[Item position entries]
__________________________________________________

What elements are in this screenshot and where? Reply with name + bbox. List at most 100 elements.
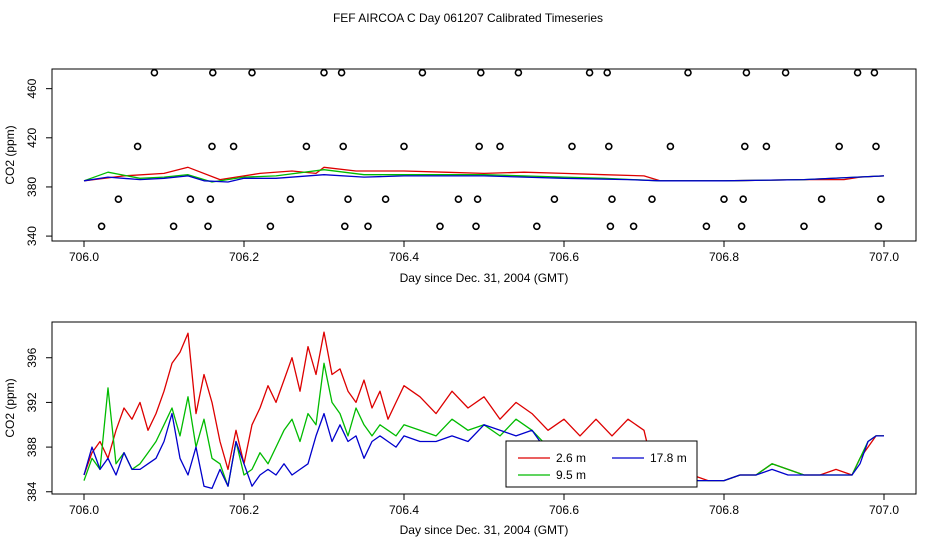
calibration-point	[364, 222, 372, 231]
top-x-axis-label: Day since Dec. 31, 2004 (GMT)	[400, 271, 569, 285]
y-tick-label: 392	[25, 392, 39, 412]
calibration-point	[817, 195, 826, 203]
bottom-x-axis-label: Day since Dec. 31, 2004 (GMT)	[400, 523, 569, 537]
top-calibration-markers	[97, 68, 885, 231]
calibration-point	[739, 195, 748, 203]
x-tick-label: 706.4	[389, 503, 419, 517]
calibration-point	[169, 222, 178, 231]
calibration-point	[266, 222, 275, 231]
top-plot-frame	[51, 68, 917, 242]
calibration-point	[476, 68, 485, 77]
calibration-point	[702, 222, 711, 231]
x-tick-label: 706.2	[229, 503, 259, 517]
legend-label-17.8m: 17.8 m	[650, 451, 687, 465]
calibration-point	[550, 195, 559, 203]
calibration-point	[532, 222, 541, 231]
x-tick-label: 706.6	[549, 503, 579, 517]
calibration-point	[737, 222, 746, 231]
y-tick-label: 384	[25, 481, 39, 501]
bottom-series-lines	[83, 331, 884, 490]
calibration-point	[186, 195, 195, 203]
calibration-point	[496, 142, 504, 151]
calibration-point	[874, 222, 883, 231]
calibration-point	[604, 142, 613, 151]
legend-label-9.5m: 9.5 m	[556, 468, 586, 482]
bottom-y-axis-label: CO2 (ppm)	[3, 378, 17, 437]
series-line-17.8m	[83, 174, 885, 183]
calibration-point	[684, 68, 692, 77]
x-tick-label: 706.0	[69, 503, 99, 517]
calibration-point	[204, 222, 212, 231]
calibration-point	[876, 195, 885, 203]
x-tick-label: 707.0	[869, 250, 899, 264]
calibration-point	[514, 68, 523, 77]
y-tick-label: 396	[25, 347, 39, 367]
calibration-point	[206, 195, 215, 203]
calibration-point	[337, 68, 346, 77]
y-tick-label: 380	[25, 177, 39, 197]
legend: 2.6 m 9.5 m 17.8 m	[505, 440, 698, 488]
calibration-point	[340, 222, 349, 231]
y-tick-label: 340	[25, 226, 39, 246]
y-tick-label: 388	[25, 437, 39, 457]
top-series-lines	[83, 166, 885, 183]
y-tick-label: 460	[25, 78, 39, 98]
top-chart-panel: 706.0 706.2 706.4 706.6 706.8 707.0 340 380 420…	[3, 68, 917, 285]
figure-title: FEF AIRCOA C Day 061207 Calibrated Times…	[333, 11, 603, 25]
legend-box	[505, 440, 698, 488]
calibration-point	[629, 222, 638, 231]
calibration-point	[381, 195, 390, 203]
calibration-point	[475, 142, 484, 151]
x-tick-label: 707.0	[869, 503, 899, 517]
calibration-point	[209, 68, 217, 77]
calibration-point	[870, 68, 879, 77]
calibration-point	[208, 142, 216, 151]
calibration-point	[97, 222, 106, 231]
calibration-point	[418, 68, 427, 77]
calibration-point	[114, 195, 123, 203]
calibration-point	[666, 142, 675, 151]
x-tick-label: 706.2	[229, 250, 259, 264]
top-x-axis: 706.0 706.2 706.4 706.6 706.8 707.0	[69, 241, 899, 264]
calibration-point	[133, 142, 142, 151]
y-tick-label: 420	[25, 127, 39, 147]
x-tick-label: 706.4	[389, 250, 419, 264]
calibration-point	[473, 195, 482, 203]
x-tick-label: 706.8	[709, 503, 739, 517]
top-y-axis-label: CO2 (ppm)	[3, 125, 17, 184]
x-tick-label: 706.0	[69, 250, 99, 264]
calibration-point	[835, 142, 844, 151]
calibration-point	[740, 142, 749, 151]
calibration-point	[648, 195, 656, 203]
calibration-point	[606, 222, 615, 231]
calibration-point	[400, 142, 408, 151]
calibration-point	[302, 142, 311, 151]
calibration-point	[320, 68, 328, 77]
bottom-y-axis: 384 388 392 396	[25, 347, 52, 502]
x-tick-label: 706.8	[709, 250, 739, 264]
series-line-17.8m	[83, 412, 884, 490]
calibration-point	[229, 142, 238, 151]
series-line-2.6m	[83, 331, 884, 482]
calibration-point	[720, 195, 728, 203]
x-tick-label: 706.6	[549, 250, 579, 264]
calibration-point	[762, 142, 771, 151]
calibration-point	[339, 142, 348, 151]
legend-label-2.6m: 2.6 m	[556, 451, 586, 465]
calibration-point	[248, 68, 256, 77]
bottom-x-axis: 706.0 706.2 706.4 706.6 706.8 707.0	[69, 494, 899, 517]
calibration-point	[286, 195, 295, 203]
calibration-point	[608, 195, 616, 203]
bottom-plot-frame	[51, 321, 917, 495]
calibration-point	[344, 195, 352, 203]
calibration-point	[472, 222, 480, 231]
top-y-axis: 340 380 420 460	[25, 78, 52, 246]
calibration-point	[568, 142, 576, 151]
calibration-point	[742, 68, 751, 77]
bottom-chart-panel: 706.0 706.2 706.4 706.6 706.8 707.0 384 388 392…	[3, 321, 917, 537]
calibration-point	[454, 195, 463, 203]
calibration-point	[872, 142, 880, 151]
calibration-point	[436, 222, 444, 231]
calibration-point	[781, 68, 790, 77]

__________________________________________________

▸ **Work to complete**
Rewrite all lines of the items, changing every "calibration-point" to "cal-marker" and keeping everything else the same. Leave the pictures out.

▸ **Task answer**
What elements are in this screenshot and where? Reply with name + bbox. List at most 100 elements.
cal-marker	[364, 222, 372, 231]
top-x-axis-label: Day since Dec. 31, 2004 (GMT)	[400, 271, 569, 285]
y-tick-label: 392	[25, 392, 39, 412]
cal-marker	[817, 195, 826, 203]
bottom-x-axis-label: Day since Dec. 31, 2004 (GMT)	[400, 523, 569, 537]
top-calibration-markers	[97, 68, 885, 231]
cal-marker	[739, 195, 748, 203]
x-tick-label: 706.4	[389, 503, 419, 517]
cal-marker	[169, 222, 178, 231]
cal-marker	[266, 222, 275, 231]
top-plot-frame	[51, 68, 917, 242]
cal-marker	[476, 68, 485, 77]
cal-marker	[702, 222, 711, 231]
x-tick-label: 706.2	[229, 503, 259, 517]
legend-label-17.8m: 17.8 m	[650, 451, 687, 465]
cal-marker	[550, 195, 559, 203]
cal-marker	[532, 222, 541, 231]
x-tick-label: 706.6	[549, 503, 579, 517]
cal-marker	[737, 222, 746, 231]
y-tick-label: 384	[25, 481, 39, 501]
bottom-series-lines	[83, 331, 884, 490]
cal-marker	[186, 195, 195, 203]
cal-marker	[496, 142, 504, 151]
cal-marker	[874, 222, 883, 231]
cal-marker	[604, 142, 613, 151]
legend-label-9.5m: 9.5 m	[556, 468, 586, 482]
bottom-y-axis-label: CO2 (ppm)	[3, 378, 17, 437]
series-line-17.8m	[83, 174, 885, 183]
cal-marker	[684, 68, 692, 77]
x-tick-label: 706.0	[69, 503, 99, 517]
cal-marker	[204, 222, 212, 231]
cal-marker	[876, 195, 885, 203]
x-tick-label: 707.0	[869, 250, 899, 264]
cal-marker	[514, 68, 523, 77]
y-tick-label: 396	[25, 347, 39, 367]
cal-marker	[206, 195, 215, 203]
cal-marker	[337, 68, 346, 77]
y-tick-label: 380	[25, 177, 39, 197]
legend: 2.6 m 9.5 m 17.8 m	[505, 440, 698, 488]
cal-marker	[340, 222, 349, 231]
y-tick-label: 340	[25, 226, 39, 246]
y-tick-label: 388	[25, 437, 39, 457]
top-series-lines	[83, 166, 885, 183]
y-tick-label: 460	[25, 78, 39, 98]
top-chart-panel: 706.0 706.2 706.4 706.6 706.8 707.0 340 380 420…	[3, 68, 917, 285]
figure-title: FEF AIRCOA C Day 061207 Calibrated Times…	[333, 11, 603, 25]
legend-box	[505, 440, 698, 488]
cal-marker	[629, 222, 638, 231]
cal-marker	[381, 195, 390, 203]
cal-marker	[475, 142, 484, 151]
x-tick-label: 707.0	[869, 503, 899, 517]
cal-marker	[209, 68, 217, 77]
cal-marker	[870, 68, 879, 77]
cal-marker	[208, 142, 216, 151]
cal-marker	[97, 222, 106, 231]
cal-marker	[418, 68, 427, 77]
cal-marker	[114, 195, 123, 203]
cal-marker	[666, 142, 675, 151]
x-tick-label: 706.2	[229, 250, 259, 264]
top-x-axis: 706.0 706.2 706.4 706.6 706.8 707.0	[69, 241, 899, 264]
cal-marker	[133, 142, 142, 151]
y-tick-label: 420	[25, 127, 39, 147]
x-tick-label: 706.4	[389, 250, 419, 264]
cal-marker	[473, 195, 482, 203]
x-tick-label: 706.8	[709, 503, 739, 517]
top-y-axis-label: CO2 (ppm)	[3, 125, 17, 184]
x-tick-label: 706.0	[69, 250, 99, 264]
cal-marker	[835, 142, 844, 151]
cal-marker	[740, 142, 749, 151]
cal-marker	[648, 195, 656, 203]
cal-marker	[606, 222, 615, 231]
cal-marker	[400, 142, 408, 151]
cal-marker	[302, 142, 311, 151]
cal-marker	[320, 68, 328, 77]
bottom-y-axis: 384 388 392 396	[25, 347, 52, 502]
x-tick-label: 706.8	[709, 250, 739, 264]
series-line-17.8m	[83, 412, 884, 490]
cal-marker	[229, 142, 238, 151]
series-line-2.6m	[83, 331, 884, 482]
cal-marker	[720, 195, 728, 203]
x-tick-label: 706.6	[549, 250, 579, 264]
cal-marker	[762, 142, 771, 151]
cal-marker	[339, 142, 348, 151]
legend-label-2.6m: 2.6 m	[556, 451, 586, 465]
cal-marker	[248, 68, 256, 77]
bottom-x-axis: 706.0 706.2 706.4 706.6 706.8 707.0	[69, 494, 899, 517]
cal-marker	[286, 195, 295, 203]
cal-marker	[608, 195, 616, 203]
bottom-plot-frame	[51, 321, 917, 495]
cal-marker	[344, 195, 352, 203]
cal-marker	[472, 222, 480, 231]
top-y-axis: 340 380 420 460	[25, 78, 52, 246]
cal-marker	[568, 142, 576, 151]
cal-marker	[742, 68, 751, 77]
bottom-chart-panel: 706.0 706.2 706.4 706.6 706.8 707.0 384 388 392…	[3, 321, 917, 537]
cal-marker	[454, 195, 463, 203]
cal-marker	[872, 142, 880, 151]
cal-marker	[436, 222, 444, 231]
cal-marker	[781, 68, 790, 77]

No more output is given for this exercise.